Visual layout annotation data
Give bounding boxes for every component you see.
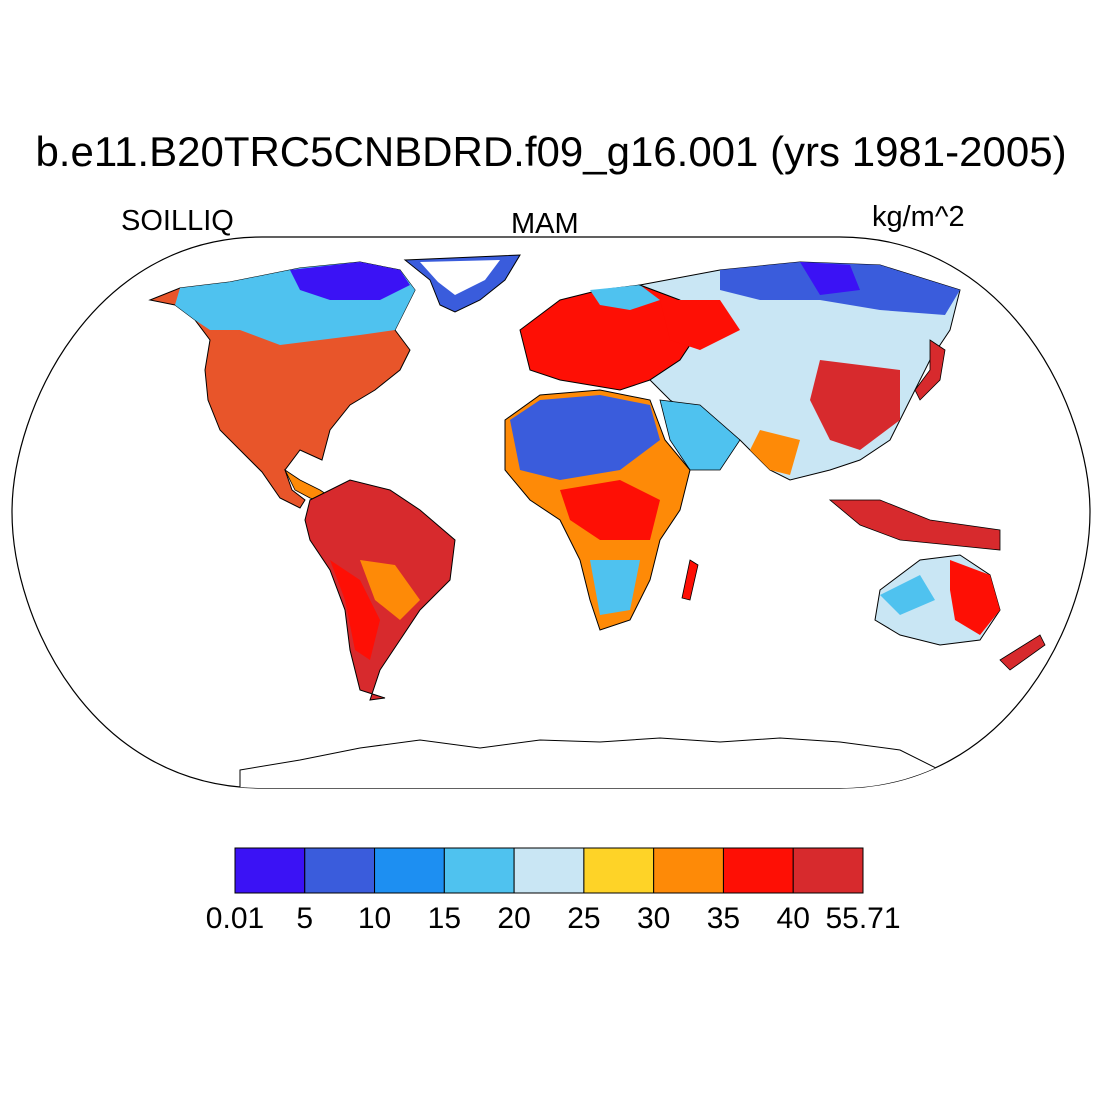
plot-title: b.e11.B20TRC5CNBDRD.f09_g16.001 (yrs 198… (35, 128, 1067, 175)
colorbar-tick-label: 25 (567, 902, 601, 935)
colorbar-tick-label: 30 (636, 902, 671, 935)
colorbar-tick-label: 55.71 (825, 902, 901, 935)
variable-label: SOILLIQ (121, 205, 234, 237)
colorbar-tick-label: 35 (706, 902, 741, 935)
colorbar-tick-label: 15 (427, 902, 462, 935)
units-label: kg/m^2 (872, 201, 965, 233)
region-arctic-canada (290, 262, 410, 300)
landmass-japan (914, 339, 946, 401)
colorbar-tick-label: 20 (497, 902, 531, 935)
landmass-new-zealand (999, 634, 1046, 671)
landmass-madagascar (681, 559, 699, 601)
season-label: MAM (511, 208, 579, 240)
colorbar-tick-label: 10 (357, 902, 392, 935)
colorbar-tick-label: 5 (296, 902, 314, 935)
landmass-arabia (659, 399, 741, 471)
colorbar-tick-label: 40 (776, 902, 810, 935)
landmass-indonesia (828, 499, 1001, 551)
colorbar-tick-label: 0.01 (205, 902, 265, 935)
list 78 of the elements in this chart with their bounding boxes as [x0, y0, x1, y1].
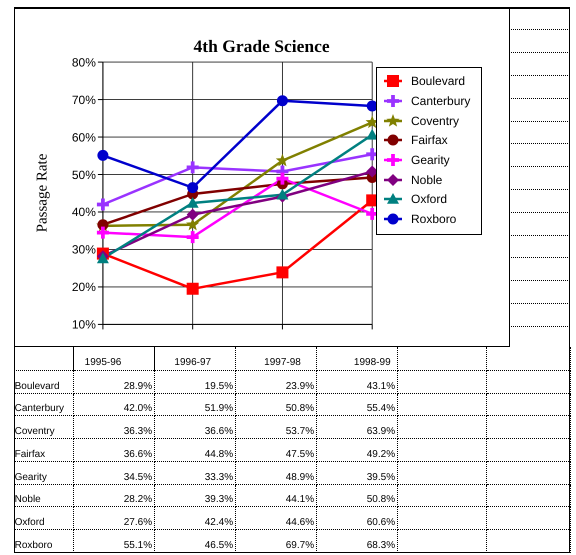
- data-label: 34.5%: [74, 461, 155, 484]
- point: [186, 160, 198, 173]
- y-tick-label: 60%: [71, 130, 96, 144]
- x-tick-label: 1996-97: [174, 357, 212, 370]
- point: [186, 230, 198, 243]
- y-tick-label: 70%: [71, 92, 96, 106]
- legend-label: Gearity: [411, 152, 450, 167]
- text: Noble: [14, 494, 41, 506]
- data-label: 55.1%: [74, 529, 155, 552]
- data-label: 39.5%: [316, 461, 398, 484]
- text: Boulevard: [14, 380, 60, 392]
- text: Gearity: [14, 472, 47, 483]
- data-label: 46.5%: [154, 529, 236, 552]
- y-tick-label: 40%: [71, 204, 96, 219]
- data-label: 28.2%: [74, 484, 155, 507]
- point: [186, 282, 198, 294]
- y-tick-label: 10%: [71, 317, 96, 332]
- data-label: 63.9%: [316, 416, 398, 439]
- text: Roxboro: [14, 540, 52, 551]
- data-label: 39.3%: [154, 484, 236, 507]
- point: [276, 188, 288, 200]
- x-tick-label: 1998-99: [354, 357, 391, 370]
- data-label: 36.3%: [74, 416, 155, 439]
- y-tick-label: 50%: [71, 167, 96, 182]
- text: Fairfax: [14, 448, 46, 460]
- legend-label: Fairfax: [411, 133, 448, 148]
- data-label: 36.6%: [154, 416, 236, 439]
- point: [186, 196, 198, 208]
- point: [96, 226, 108, 238]
- y-tick-label: 80%: [71, 54, 96, 69]
- data-label: 60.6%: [316, 506, 398, 530]
- data-label: 50.8%: [236, 393, 317, 416]
- data-label: 43.1%: [316, 370, 398, 394]
- y-axis-title: Passage Rate: [34, 154, 52, 232]
- point: [96, 252, 108, 263]
- legend-label: Noble: [411, 172, 442, 187]
- point: [276, 94, 288, 106]
- point: [275, 153, 289, 166]
- point: [96, 198, 108, 210]
- text: Coventry: [14, 426, 55, 438]
- data-label: 69.7%: [236, 529, 317, 552]
- chart-title: 4th Grade Science: [192, 36, 331, 56]
- data-label: 48.9%: [236, 461, 317, 484]
- point: [276, 266, 288, 278]
- point: [186, 182, 198, 193]
- data-label: 55.4%: [316, 393, 398, 416]
- x-tick-label: 1995-96: [84, 357, 122, 370]
- data-label: 44.6%: [236, 506, 317, 530]
- data-label: 51.9%: [154, 393, 236, 416]
- point: [276, 172, 288, 184]
- text: Oxford: [14, 516, 45, 528]
- data-label: 42.4%: [154, 506, 236, 530]
- text: Canterbury: [14, 403, 64, 414]
- data-label: 50.8%: [316, 484, 398, 507]
- y-tick-label: 30%: [71, 242, 96, 256]
- legend-label: Canterbury: [411, 94, 470, 108]
- point: [186, 208, 198, 220]
- legend-label: Coventry: [411, 114, 460, 128]
- data-label: 36.6%: [74, 438, 155, 462]
- point: [96, 150, 108, 160]
- data-label: 19.5%: [154, 370, 236, 394]
- data-label: 44.8%: [154, 438, 236, 462]
- data-label: 27.6%: [74, 506, 155, 530]
- data-label: 47.5%: [236, 438, 317, 462]
- data-label: 23.9%: [236, 370, 317, 394]
- point: [366, 100, 378, 112]
- legend-label: Roxboro: [411, 212, 456, 226]
- legend-label: Oxford: [411, 192, 448, 206]
- data-label: 42.0%: [74, 393, 155, 416]
- data-label: 44.1%: [236, 484, 317, 507]
- data-label: 53.7%: [236, 416, 317, 439]
- data-label: 49.2%: [316, 438, 398, 462]
- legend-label: Boulevard: [411, 74, 466, 88]
- data-label: 68.3%: [316, 529, 398, 552]
- x-tick-label: 1997-98: [264, 357, 301, 370]
- y-tick-label: 20%: [71, 280, 96, 294]
- data-label: 28.9%: [74, 370, 155, 394]
- data-label: 33.3%: [154, 461, 236, 484]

Directive: Rewrite all the records above with "bounding boxes" replaced by "coordinates" and everything else kept the same. Omit the pictures from your answer.

Problem solution:
Give coordinates for every component you see.
plot-title: b.e11.B20TRC5CNBDRD.f09_g16.001 (yrs 198… (35, 128, 1067, 175)
colorbar-tick-label: 25 (567, 902, 601, 935)
colorbar-tick-label: 30 (636, 902, 671, 935)
colorbar-tick-label: 55.71 (825, 902, 901, 935)
variable-label: SOILLIQ (121, 205, 234, 237)
colorbar-tick-label: 35 (706, 902, 741, 935)
colorbar-tick-label: 15 (427, 902, 462, 935)
units-label: kg/m^2 (872, 201, 965, 233)
region-arctic-canada (290, 262, 410, 300)
landmass-japan (914, 339, 946, 401)
colorbar-tick-label: 20 (497, 902, 531, 935)
landmass-new-zealand (999, 634, 1046, 671)
landmass-madagascar (681, 559, 699, 601)
season-label: MAM (511, 208, 579, 240)
colorbar-tick-label: 10 (357, 902, 392, 935)
colorbar-tick-label: 5 (296, 902, 314, 935)
landmass-arabia (659, 399, 741, 471)
colorbar-tick-label: 40 (776, 902, 810, 935)
landmass-indonesia (828, 499, 1001, 551)
colorbar-tick-label: 0.01 (205, 902, 265, 935)
list 78 of the elements in this chart with their coordinates as [x0, y0, x1, y1].
- data-label: 34.5%: [74, 461, 155, 484]
- point: [186, 160, 198, 173]
- y-tick-label: 60%: [71, 130, 96, 144]
- x-tick-label: 1996-97: [174, 357, 212, 370]
- point: [186, 230, 198, 243]
- y-tick-label: 70%: [71, 92, 96, 106]
- legend-label: Gearity: [411, 152, 450, 167]
- text: Noble: [14, 494, 41, 506]
- data-label: 55.1%: [74, 529, 155, 552]
- data-label: 39.5%: [316, 461, 398, 484]
- text: Boulevard: [14, 380, 60, 392]
- text: Gearity: [14, 472, 47, 483]
- data-label: 46.5%: [154, 529, 236, 552]
- y-tick-label: 40%: [71, 204, 96, 219]
- data-label: 28.2%: [74, 484, 155, 507]
- point: [186, 282, 198, 294]
- y-tick-label: 10%: [71, 317, 96, 332]
- data-label: 63.9%: [316, 416, 398, 439]
- text: Roxboro: [14, 540, 52, 551]
- data-label: 39.3%: [154, 484, 236, 507]
- point: [276, 188, 288, 200]
- x-tick-label: 1998-99: [354, 357, 391, 370]
- data-label: 36.3%: [74, 416, 155, 439]
- y-tick-label: 50%: [71, 167, 96, 182]
- text: Fairfax: [14, 448, 46, 460]
- legend-label: Fairfax: [411, 133, 448, 148]
- data-label: 36.6%: [154, 416, 236, 439]
- point: [186, 196, 198, 208]
- point: [96, 226, 108, 238]
- y-tick-label: 80%: [71, 54, 96, 69]
- data-label: 60.6%: [316, 506, 398, 530]
- data-label: 50.8%: [236, 393, 317, 416]
- data-label: 43.1%: [316, 370, 398, 394]
- y-axis-title: Passage Rate: [34, 154, 52, 232]
- point: [96, 252, 108, 263]
- legend-label: Noble: [411, 172, 442, 187]
- point: [276, 94, 288, 106]
- point: [275, 153, 289, 166]
- point: [96, 198, 108, 210]
- text: Coventry: [14, 426, 55, 438]
- data-label: 69.7%: [236, 529, 317, 552]
- chart-title: 4th Grade Science: [192, 36, 331, 56]
- data-label: 48.9%: [236, 461, 317, 484]
- point: [276, 266, 288, 278]
- point: [186, 182, 198, 193]
- data-label: 55.4%: [316, 393, 398, 416]
- x-tick-label: 1995-96: [84, 357, 122, 370]
- data-label: 44.6%: [236, 506, 317, 530]
- data-label: 51.9%: [154, 393, 236, 416]
- point: [276, 172, 288, 184]
- text: Oxford: [14, 516, 45, 528]
- data-label: 42.4%: [154, 506, 236, 530]
- text: Canterbury: [14, 403, 64, 414]
- data-label: 50.8%: [316, 484, 398, 507]
- y-tick-label: 30%: [71, 242, 96, 256]
- legend-label: Canterbury: [411, 94, 470, 108]
- point: [186, 208, 198, 220]
- legend-label: Coventry: [411, 114, 460, 128]
- data-label: 36.6%: [74, 438, 155, 462]
- point: [96, 150, 108, 160]
- data-label: 19.5%: [154, 370, 236, 394]
- data-label: 44.8%: [154, 438, 236, 462]
- data-label: 27.6%: [74, 506, 155, 530]
- data-label: 47.5%: [236, 438, 317, 462]
- data-label: 23.9%: [236, 370, 317, 394]
- point: [366, 100, 378, 112]
- legend-label: Roxboro: [411, 212, 456, 226]
- legend-label: Oxford: [411, 192, 448, 206]
- data-label: 42.0%: [74, 393, 155, 416]
- data-label: 44.1%: [236, 484, 317, 507]
- data-label: 53.7%: [236, 416, 317, 439]
- data-label: 49.2%: [316, 438, 398, 462]
- legend-label: Boulevard: [411, 74, 466, 88]
- data-label: 68.3%: [316, 529, 398, 552]
- x-tick-label: 1997-98: [264, 357, 301, 370]
- y-tick-label: 20%: [71, 280, 96, 294]
- data-label: 28.9%: [74, 370, 155, 394]
- data-label: 33.3%: [154, 461, 236, 484]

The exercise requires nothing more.